### AVAILABLE RECORDS
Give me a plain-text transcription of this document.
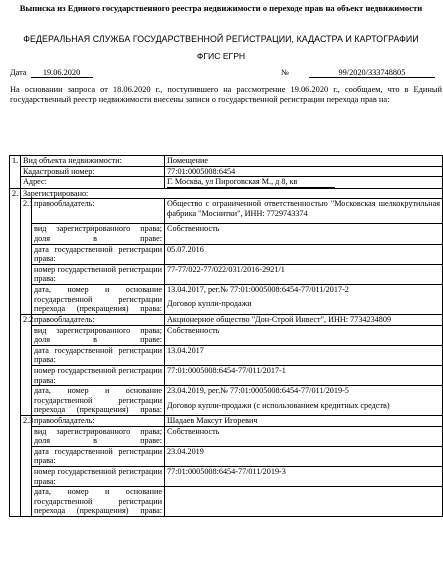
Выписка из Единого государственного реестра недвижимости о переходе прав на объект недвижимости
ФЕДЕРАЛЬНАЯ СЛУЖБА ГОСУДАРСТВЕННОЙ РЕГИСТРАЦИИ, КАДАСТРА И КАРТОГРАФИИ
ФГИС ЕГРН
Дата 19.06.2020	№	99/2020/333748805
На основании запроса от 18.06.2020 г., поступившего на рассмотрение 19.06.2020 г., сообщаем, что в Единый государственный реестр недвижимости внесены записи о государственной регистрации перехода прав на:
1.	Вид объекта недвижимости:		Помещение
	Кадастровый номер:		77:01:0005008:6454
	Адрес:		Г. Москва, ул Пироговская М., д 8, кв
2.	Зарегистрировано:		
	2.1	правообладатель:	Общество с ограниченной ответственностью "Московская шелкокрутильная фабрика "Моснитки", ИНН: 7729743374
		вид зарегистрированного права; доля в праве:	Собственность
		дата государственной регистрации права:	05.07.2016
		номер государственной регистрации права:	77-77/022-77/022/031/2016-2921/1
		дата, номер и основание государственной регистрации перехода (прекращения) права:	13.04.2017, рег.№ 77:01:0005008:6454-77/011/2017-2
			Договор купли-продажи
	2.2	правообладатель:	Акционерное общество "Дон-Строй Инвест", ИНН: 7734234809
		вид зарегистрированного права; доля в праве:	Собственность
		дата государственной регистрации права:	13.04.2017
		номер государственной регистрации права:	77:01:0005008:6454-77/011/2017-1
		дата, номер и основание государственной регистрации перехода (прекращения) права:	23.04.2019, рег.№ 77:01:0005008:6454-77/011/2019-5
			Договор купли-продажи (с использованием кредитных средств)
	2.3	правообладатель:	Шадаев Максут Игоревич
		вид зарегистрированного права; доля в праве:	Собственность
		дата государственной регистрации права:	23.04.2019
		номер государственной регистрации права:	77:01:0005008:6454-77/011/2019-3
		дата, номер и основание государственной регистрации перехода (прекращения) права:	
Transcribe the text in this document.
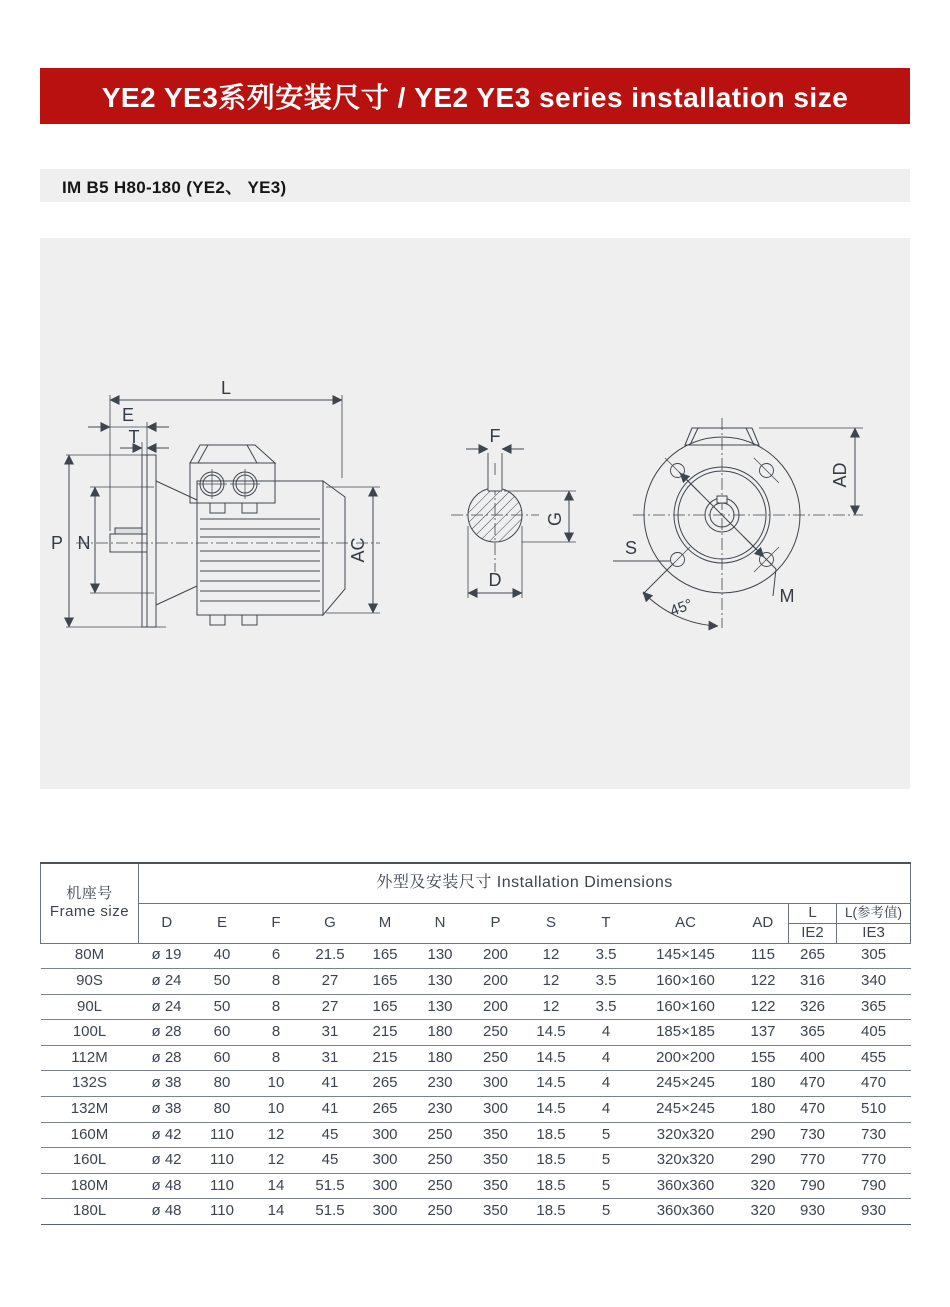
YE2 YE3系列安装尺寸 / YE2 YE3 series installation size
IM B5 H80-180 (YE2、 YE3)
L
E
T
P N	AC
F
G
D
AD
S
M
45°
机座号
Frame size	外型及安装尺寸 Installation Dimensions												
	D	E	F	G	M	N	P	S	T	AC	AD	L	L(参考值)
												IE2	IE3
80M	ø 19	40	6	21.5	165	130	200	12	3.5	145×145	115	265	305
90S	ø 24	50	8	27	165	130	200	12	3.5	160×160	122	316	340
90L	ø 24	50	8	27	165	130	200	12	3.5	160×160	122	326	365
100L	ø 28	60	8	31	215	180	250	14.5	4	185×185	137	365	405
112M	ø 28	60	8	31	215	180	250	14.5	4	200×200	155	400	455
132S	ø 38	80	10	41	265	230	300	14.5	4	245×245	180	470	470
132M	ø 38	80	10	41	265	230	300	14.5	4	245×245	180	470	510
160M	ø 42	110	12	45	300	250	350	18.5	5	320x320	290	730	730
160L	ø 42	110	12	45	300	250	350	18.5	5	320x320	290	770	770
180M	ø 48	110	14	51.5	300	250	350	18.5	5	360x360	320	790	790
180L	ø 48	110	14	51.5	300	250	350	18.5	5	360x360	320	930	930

### REQUIREMENT
Report only how many lines in the listing contain the string "основание".

### SOLUTION
3